## begin DATA EXCERPTS

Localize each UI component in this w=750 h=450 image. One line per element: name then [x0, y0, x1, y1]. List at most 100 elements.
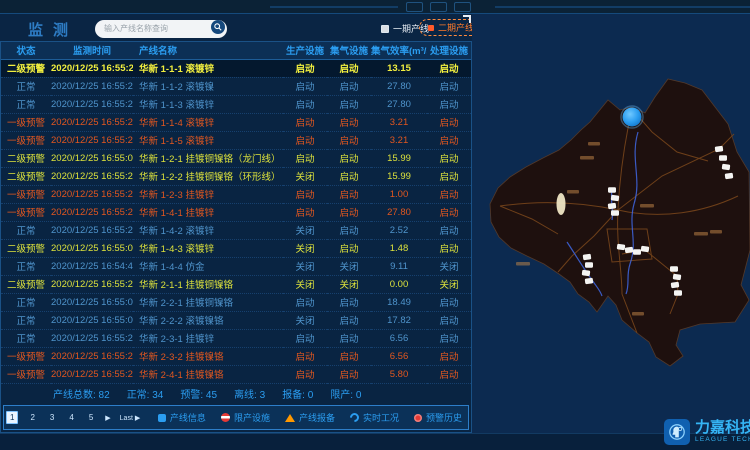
- monitoring-dashboard: 监测 一期产线 二期产线 状态监测时间产线名称生产设施集气设施集气效率(m³/s…: [0, 0, 750, 450]
- device-marker[interactable]: [611, 195, 620, 201]
- cell-name: 华新 1-1-4 滚镀锌: [133, 113, 283, 131]
- legend-item[interactable]: 实时工况: [350, 411, 399, 424]
- cell-status: 正常: [1, 257, 51, 275]
- cell-name: 华新 1-4-1 挂镀锌: [133, 203, 283, 221]
- cell-time: 2020/12/25 16:55:24: [51, 275, 133, 293]
- cell-rate: 6.56: [371, 347, 427, 365]
- cell-gas: 启动: [327, 167, 371, 185]
- column-header: 处理设施: [427, 42, 471, 59]
- cell-status: 一级预警: [1, 203, 51, 221]
- cell-gas: 启动: [327, 329, 371, 347]
- legend-item[interactable]: 产线信息: [158, 411, 206, 424]
- device-marker[interactable]: [725, 173, 734, 179]
- monitor-table-panel: 状态监测时间产线名称生产设施集气设施集气效率(m³/s)处理设施 二级预警202…: [0, 41, 472, 433]
- table-row[interactable]: 正常2020/12/25 16:55:24华新 1-4-2 滚镀锌关闭启动2.5…: [1, 221, 471, 239]
- legend-item[interactable]: 限产设施: [221, 411, 270, 424]
- page-button[interactable]: 3: [47, 412, 57, 423]
- table-row[interactable]: 正常2020/12/25 16:54:44华新 1-4-4 仿金关闭关闭9.11…: [1, 257, 471, 275]
- marker-cluster-blob[interactable]: [557, 193, 566, 215]
- cell-prod: 启动: [283, 59, 327, 77]
- page-button[interactable]: 1: [6, 411, 18, 424]
- legend-item[interactable]: 预警历史: [414, 411, 462, 424]
- table-row[interactable]: 二级预警2020/12/25 16:55:24华新 1-2-2 挂镀铜镍铬（环形…: [1, 167, 471, 185]
- table-row[interactable]: 一级预警2020/12/25 16:55:24华新 1-4-1 挂镀锌启动启动2…: [1, 203, 471, 221]
- cell-status: 二级预警: [1, 167, 51, 185]
- device-marker[interactable]: [608, 203, 617, 209]
- table-row[interactable]: 一级预警2020/12/25 16:55:24华新 2-4-1 挂镀镍铬启动启动…: [1, 365, 471, 383]
- table-row[interactable]: 二级预警2020/12/25 16:55:04华新 1-4-3 滚镀锌关闭启动1…: [1, 239, 471, 257]
- table-row[interactable]: 正常2020/12/25 16:55:04华新 2-2-2 滚镀镍铬关闭启动17…: [1, 311, 471, 329]
- table-row[interactable]: 一级预警2020/12/25 16:55:24华新 1-1-4 滚镀锌启动启动3…: [1, 113, 471, 131]
- table-row[interactable]: 一级预警2020/12/25 16:55:24华新 1-1-5 滚镀锌启动启动3…: [1, 131, 471, 149]
- cell-gas: 启动: [327, 203, 371, 221]
- column-header: 生产设施: [283, 42, 327, 59]
- device-marker[interactable]: [715, 146, 724, 152]
- device-marker[interactable]: [617, 244, 626, 250]
- legend-item[interactable]: 产线报备: [285, 411, 335, 424]
- checkbox-icon: [381, 25, 389, 33]
- table-row[interactable]: 正常2020/12/25 16:55:24华新 1-1-3 滚镀锌启动启动27.…: [1, 95, 471, 113]
- factory-icon: [158, 414, 166, 422]
- device-marker[interactable]: [674, 290, 682, 296]
- cell-rate: 15.99: [371, 149, 427, 167]
- cell-time: 2020/12/25 16:55:24: [51, 113, 133, 131]
- table-row[interactable]: 正常2020/12/25 16:55:24华新 1-1-2 滚镀镍启动启动27.…: [1, 77, 471, 95]
- table-row[interactable]: 二级预警2020/12/25 16:55:04华新 1-2-1 挂镀铜镍铬（龙门…: [1, 149, 471, 167]
- decor-line: [495, 6, 750, 8]
- selected-site-marker[interactable]: [621, 106, 643, 128]
- cell-treat: 启动: [427, 311, 471, 329]
- cell-treat: 启动: [427, 167, 471, 185]
- device-marker[interactable]: [670, 266, 678, 272]
- decor-square: [430, 2, 447, 12]
- summary-bar: 产线总数: 82正常: 34预警: 45离线: 3报备: 0限产: 0: [1, 384, 471, 403]
- page-button[interactable]: 2: [27, 412, 37, 423]
- page-button[interactable]: 4: [66, 412, 76, 423]
- device-marker[interactable]: [585, 262, 593, 268]
- device-marker[interactable]: [719, 155, 727, 161]
- device-marker[interactable]: [722, 164, 731, 170]
- cell-prod: 关闭: [283, 257, 327, 275]
- device-marker[interactable]: [611, 210, 619, 216]
- cell-name: 华新 1-4-3 滚镀锌: [133, 239, 283, 257]
- legend-label: 产线报备: [299, 411, 335, 424]
- pagination: 12345 ▶ Last ▶: [6, 411, 140, 424]
- device-marker[interactable]: [633, 249, 641, 255]
- cell-rate: 27.80: [371, 95, 427, 113]
- device-marker[interactable]: [583, 254, 592, 260]
- cell-prod: 关闭: [283, 275, 327, 293]
- district-map[interactable]: [472, 14, 750, 433]
- cell-name: 华新 2-3-1 挂镀锌: [133, 329, 283, 347]
- table-row[interactable]: 一级预警2020/12/25 16:55:24华新 2-3-2 挂镀镍铬启动启动…: [1, 347, 471, 365]
- logo-icon: [664, 419, 690, 445]
- cell-status: 一级预警: [1, 113, 51, 131]
- decor-square: [406, 2, 423, 12]
- cell-time: 2020/12/25 16:55:24: [51, 185, 133, 203]
- page-button[interactable]: 5: [86, 412, 96, 423]
- cell-prod: 启动: [283, 203, 327, 221]
- device-marker[interactable]: [608, 187, 616, 193]
- next-page-icon[interactable]: ▶: [105, 414, 110, 422]
- table-row[interactable]: 一级预警2020/12/25 16:55:24华新 1-2-3 挂镀锌启动启动1…: [1, 185, 471, 203]
- device-marker[interactable]: [673, 274, 682, 280]
- device-marker[interactable]: [582, 270, 591, 276]
- cell-prod: 启动: [283, 113, 327, 131]
- device-marker[interactable]: [585, 278, 594, 284]
- company-logo: 力嘉科技 LEAGUE TECH: [664, 419, 750, 445]
- device-marker[interactable]: [671, 282, 680, 288]
- logo-name: 力嘉科技: [695, 420, 750, 435]
- search-input[interactable]: [95, 20, 227, 38]
- gauge-icon: [348, 411, 361, 424]
- last-page-button[interactable]: Last ▶: [120, 414, 141, 422]
- cell-status: 二级预警: [1, 149, 51, 167]
- cell-gas: 启动: [327, 149, 371, 167]
- table-row[interactable]: 二级预警2020/12/25 16:55:24华新 1-1-1 滚镀锌启动启动1…: [1, 59, 471, 77]
- table-row[interactable]: 二级预警2020/12/25 16:55:24华新 2-1-1 挂镀铜镍铬关闭关…: [1, 275, 471, 293]
- summary-item: 产线总数: 82: [53, 386, 110, 401]
- table-row[interactable]: 正常2020/12/25 16:55:24华新 2-3-1 挂镀锌启动启动6.5…: [1, 329, 471, 347]
- cell-gas: 启动: [327, 311, 371, 329]
- cell-time: 2020/12/25 16:55:04: [51, 311, 133, 329]
- search-icon[interactable]: [211, 20, 225, 34]
- device-marker[interactable]: [641, 246, 650, 252]
- device-marker[interactable]: [625, 247, 634, 253]
- table-row[interactable]: 正常2020/12/25 16:55:04华新 2-2-1 挂镀铜镍铬启动启动1…: [1, 293, 471, 311]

## end DATA EXCERPTS

AIM OF THE TASK »
Copy out, unchanged, the lines of the material from the one containing "- monitoring-dashboard: 监测" through the one containing "- cell-gas: 启动: [327, 167, 371, 185]", including both.

FINISHED TASK »
- monitoring-dashboard: 监测 一期产线 二期产线 状态监测时间产线名称生产设施集气设施集气效率(m³/s…: [0, 0, 750, 450]
- device-marker[interactable]: [611, 195, 620, 201]
- cell-name: 华新 1-1-4 滚镀锌: [133, 113, 283, 131]
- legend-item[interactable]: 实时工况: [350, 411, 399, 424]
- cell-status: 正常: [1, 257, 51, 275]
- cell-name: 华新 1-4-1 挂镀锌: [133, 203, 283, 221]
- cell-time: 2020/12/25 16:55:24: [51, 275, 133, 293]
- cell-rate: 6.56: [371, 347, 427, 365]
- cell-gas: 启动: [327, 167, 371, 185]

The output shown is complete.